◆ WORK REQUIRED
Look through the data below and say how many of its lines contain "Keramik", adding nothing else.

━━ RECORDED DATA

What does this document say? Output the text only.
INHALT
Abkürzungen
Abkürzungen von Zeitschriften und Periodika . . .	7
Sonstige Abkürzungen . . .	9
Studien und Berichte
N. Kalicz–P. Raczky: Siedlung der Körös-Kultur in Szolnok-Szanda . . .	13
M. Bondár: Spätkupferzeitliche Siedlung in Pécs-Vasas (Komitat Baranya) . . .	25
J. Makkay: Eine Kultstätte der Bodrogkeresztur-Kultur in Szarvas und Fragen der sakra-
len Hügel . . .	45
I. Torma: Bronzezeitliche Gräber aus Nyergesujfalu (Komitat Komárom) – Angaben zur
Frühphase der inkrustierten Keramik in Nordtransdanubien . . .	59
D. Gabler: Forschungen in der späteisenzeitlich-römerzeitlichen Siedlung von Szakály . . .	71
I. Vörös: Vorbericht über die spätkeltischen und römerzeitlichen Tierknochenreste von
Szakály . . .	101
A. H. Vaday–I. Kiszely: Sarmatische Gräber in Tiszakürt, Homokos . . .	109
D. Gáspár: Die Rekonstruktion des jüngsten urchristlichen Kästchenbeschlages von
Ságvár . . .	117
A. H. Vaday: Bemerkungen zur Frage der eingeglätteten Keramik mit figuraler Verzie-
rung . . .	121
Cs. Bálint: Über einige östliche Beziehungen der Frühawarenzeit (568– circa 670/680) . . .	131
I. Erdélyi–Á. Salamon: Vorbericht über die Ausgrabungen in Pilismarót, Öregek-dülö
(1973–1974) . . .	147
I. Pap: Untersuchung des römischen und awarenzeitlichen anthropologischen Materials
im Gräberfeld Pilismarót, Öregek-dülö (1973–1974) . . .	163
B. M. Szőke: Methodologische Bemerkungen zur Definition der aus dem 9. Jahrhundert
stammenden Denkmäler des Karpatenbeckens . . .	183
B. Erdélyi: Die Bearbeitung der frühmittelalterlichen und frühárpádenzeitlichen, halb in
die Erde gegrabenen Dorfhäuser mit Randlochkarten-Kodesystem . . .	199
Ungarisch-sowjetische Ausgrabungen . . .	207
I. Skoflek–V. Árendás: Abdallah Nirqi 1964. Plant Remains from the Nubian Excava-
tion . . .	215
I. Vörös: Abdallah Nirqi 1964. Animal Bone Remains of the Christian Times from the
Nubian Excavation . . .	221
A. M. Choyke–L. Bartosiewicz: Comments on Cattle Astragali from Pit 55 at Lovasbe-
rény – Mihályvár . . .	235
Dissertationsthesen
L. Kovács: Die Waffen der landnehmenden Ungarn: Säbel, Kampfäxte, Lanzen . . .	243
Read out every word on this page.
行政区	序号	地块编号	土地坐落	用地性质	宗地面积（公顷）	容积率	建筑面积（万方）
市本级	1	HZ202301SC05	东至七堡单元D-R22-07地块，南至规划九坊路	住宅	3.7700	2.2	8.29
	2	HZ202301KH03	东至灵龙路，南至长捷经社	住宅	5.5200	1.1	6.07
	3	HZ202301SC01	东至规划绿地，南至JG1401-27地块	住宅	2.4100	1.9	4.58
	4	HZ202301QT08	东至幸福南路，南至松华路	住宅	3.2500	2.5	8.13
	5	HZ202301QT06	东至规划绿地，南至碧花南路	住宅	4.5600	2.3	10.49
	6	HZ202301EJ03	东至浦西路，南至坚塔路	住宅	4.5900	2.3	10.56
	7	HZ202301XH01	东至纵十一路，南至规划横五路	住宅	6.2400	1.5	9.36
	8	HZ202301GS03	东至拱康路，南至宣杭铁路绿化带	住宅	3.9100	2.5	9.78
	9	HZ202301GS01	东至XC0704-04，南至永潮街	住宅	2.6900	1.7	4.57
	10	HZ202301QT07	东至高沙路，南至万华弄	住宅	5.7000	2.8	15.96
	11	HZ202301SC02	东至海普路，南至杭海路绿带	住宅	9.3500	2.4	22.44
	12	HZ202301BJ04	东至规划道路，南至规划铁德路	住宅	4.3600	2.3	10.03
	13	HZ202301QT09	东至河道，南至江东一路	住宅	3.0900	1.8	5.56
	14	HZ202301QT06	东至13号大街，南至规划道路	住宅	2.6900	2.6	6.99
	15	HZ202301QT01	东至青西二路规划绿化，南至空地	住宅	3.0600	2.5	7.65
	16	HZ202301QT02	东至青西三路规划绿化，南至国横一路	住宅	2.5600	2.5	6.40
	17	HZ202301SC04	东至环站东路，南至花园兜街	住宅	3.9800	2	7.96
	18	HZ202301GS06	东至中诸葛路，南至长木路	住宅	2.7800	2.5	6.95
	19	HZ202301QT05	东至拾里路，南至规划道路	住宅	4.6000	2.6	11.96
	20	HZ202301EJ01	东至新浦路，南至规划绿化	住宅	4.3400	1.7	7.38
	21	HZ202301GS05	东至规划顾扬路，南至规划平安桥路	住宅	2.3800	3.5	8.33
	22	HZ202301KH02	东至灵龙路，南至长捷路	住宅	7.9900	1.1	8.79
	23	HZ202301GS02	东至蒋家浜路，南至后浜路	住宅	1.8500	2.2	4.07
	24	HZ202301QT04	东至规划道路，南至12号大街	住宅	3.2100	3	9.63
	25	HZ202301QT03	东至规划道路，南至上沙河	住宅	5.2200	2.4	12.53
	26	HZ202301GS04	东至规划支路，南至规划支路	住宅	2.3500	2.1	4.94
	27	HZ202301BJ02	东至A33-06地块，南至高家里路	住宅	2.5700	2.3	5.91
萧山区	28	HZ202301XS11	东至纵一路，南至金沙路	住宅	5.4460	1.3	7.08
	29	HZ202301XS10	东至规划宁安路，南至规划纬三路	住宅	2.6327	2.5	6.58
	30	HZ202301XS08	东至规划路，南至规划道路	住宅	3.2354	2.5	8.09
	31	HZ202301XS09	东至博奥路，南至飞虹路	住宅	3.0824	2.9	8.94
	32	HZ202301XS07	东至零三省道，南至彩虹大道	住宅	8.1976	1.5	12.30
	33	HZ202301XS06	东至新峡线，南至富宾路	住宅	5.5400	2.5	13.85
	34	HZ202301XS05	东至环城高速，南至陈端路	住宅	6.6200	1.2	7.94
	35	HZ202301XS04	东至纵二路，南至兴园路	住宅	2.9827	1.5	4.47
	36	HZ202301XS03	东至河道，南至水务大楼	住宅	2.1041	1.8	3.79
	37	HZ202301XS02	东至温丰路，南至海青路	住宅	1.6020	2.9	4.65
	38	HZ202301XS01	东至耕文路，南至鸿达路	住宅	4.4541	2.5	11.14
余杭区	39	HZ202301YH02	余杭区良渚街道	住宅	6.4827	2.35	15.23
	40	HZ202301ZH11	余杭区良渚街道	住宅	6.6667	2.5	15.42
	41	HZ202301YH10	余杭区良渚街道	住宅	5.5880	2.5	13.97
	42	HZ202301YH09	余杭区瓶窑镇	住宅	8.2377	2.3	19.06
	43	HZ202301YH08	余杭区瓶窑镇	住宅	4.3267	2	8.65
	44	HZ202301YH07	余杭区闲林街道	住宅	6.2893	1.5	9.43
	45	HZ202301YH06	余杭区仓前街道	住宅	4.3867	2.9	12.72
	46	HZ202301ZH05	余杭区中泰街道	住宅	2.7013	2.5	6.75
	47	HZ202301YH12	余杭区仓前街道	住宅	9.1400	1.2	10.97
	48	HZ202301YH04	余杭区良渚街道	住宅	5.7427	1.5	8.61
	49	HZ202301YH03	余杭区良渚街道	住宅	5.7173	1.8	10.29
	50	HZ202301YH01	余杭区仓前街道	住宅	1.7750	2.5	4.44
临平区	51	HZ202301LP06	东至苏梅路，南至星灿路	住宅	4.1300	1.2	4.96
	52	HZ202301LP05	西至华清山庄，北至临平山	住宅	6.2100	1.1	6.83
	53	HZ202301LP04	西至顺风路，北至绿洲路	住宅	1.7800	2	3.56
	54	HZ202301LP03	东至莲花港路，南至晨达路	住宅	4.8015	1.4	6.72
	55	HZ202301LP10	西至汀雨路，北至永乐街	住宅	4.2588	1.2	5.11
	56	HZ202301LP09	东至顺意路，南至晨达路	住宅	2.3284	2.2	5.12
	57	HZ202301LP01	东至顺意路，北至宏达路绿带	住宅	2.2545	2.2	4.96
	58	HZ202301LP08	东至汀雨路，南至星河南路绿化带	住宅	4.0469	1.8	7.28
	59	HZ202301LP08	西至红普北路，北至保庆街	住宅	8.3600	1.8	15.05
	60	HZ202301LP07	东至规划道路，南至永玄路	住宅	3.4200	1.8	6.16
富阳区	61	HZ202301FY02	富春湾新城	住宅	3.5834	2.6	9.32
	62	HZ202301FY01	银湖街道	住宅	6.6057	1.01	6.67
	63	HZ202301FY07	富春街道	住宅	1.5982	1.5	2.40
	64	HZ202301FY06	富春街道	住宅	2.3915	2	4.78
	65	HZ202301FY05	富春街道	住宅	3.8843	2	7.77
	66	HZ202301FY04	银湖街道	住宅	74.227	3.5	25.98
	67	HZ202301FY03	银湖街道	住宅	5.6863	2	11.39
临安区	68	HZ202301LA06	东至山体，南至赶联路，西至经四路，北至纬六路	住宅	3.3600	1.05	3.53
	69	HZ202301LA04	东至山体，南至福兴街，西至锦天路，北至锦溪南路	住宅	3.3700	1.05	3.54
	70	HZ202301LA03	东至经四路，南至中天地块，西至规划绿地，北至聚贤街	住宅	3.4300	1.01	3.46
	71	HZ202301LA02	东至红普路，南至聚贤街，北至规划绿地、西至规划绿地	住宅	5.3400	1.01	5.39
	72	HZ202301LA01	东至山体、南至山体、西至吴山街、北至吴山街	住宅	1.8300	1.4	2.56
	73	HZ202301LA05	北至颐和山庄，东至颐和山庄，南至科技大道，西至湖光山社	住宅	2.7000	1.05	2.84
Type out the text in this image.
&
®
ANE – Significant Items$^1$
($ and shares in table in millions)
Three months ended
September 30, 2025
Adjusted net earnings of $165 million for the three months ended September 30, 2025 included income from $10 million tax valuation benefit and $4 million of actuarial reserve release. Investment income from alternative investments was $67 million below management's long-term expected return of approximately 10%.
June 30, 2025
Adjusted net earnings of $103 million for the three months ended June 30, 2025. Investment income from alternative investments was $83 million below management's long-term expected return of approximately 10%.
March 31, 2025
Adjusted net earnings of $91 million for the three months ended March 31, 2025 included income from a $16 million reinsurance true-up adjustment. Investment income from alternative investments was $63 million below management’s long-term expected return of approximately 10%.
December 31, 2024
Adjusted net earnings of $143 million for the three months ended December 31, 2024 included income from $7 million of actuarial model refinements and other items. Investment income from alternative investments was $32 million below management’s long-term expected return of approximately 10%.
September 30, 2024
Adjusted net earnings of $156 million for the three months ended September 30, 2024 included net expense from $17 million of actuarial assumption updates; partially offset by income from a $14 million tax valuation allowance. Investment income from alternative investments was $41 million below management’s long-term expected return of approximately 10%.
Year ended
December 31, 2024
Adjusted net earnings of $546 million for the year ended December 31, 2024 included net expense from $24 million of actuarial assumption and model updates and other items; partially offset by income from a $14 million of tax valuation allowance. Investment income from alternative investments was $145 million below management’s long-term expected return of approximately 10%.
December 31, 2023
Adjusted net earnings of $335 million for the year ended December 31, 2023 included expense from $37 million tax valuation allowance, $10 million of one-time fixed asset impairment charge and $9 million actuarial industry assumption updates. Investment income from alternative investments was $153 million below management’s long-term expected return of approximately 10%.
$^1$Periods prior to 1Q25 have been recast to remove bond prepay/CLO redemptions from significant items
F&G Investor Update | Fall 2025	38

━━━━

◆ FINISHED ANSWER
2